OBJECTIVE
Do not copy the pictures; transcribe all other material exactly.

EXCERPTED DATA
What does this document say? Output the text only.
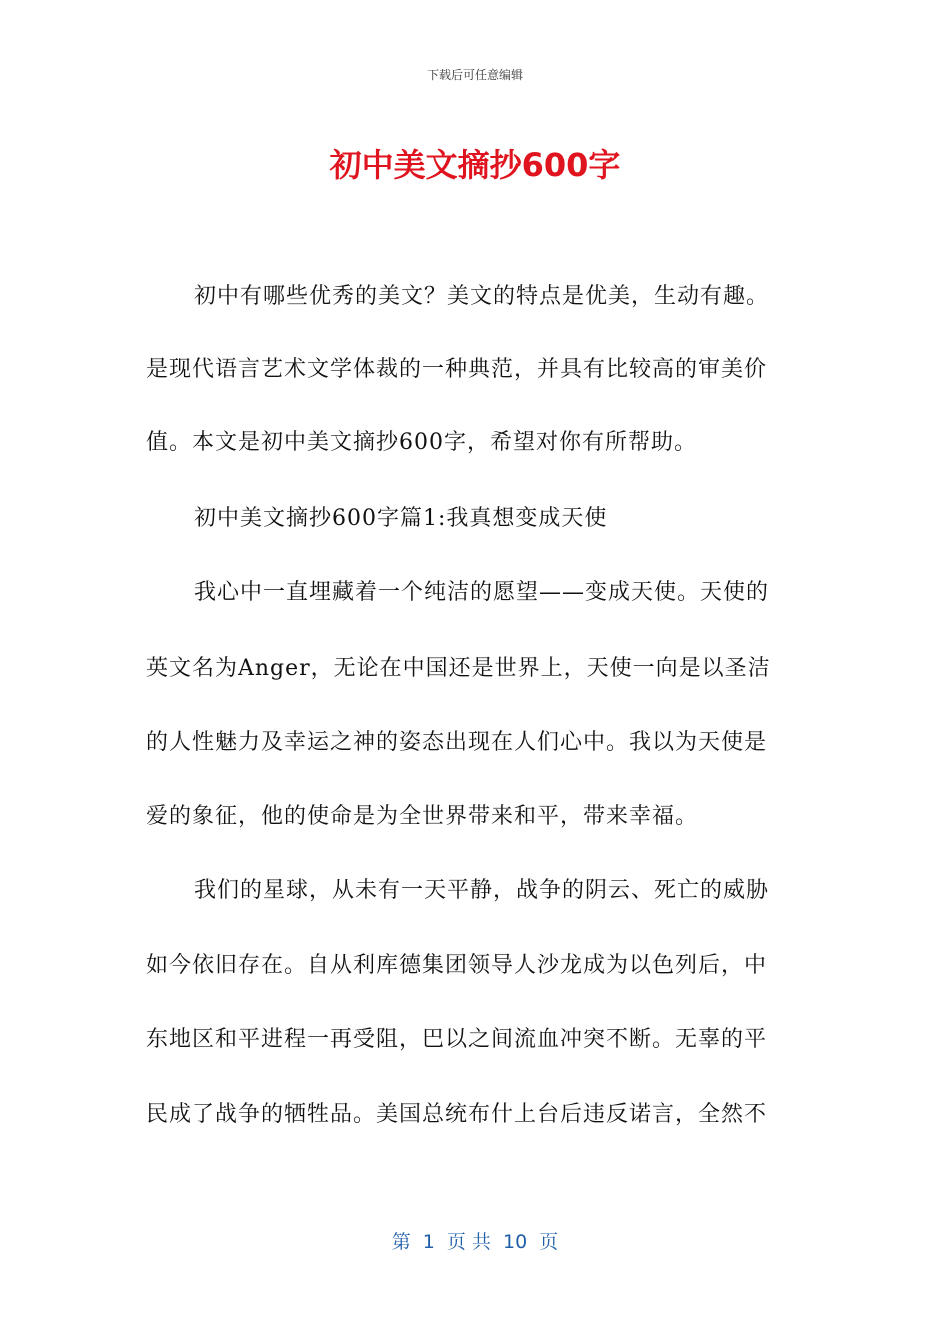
下载后可任意编辑
初中美文摘抄600字
初中有哪些优秀的美文？美文的特点是优美，生动有趣。
是现代语言艺术文学体裁的一种典范，并具有比较高的审美价
值。本文是初中美文摘抄600字，希望对你有所帮助。
初中美文摘抄600字篇1:我真想变成天使
我心中一直埋藏着一个纯洁的愿望——变成天使。天使的
英文名为Anger，无论在中国还是世界上，天使一向是以圣洁
的人性魅力及幸运之神的姿态出现在人们心中。我以为天使是
爱的象征，他的使命是为全世界带来和平，带来幸福。
我们的星球，从未有一天平静，战争的阴云、死亡的威胁
如今依旧存在。自从利库德集团领导人沙龙成为以色列后，中
东地区和平进程一再受阻，巴以之间流血冲突不断。无辜的平
民成了战争的牺牲品。美国总统布什上台后违反诺言，全然不
第  1  页 共  10  页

THE COMPLETED TASK
What does this document say? Output the text only.
下载后可任意编辑
初中美文摘抄600字
初中有哪些优秀的美文？美文的特点是优美，生动有趣。
是现代语言艺术文学体裁的一种典范，并具有比较高的审美价
值。本文是初中美文摘抄600字，希望对你有所帮助。
初中美文摘抄600字篇1:我真想变成天使
我心中一直埋藏着一个纯洁的愿望——变成天使。天使的
英文名为Anger，无论在中国还是世界上，天使一向是以圣洁
的人性魅力及幸运之神的姿态出现在人们心中。我以为天使是
爱的象征，他的使命是为全世界带来和平，带来幸福。
我们的星球，从未有一天平静，战争的阴云、死亡的威胁
如今依旧存在。自从利库德集团领导人沙龙成为以色列后，中
东地区和平进程一再受阻，巴以之间流血冲突不断。无辜的平
民成了战争的牺牲品。美国总统布什上台后违反诺言，全然不
第  1  页 共  10  页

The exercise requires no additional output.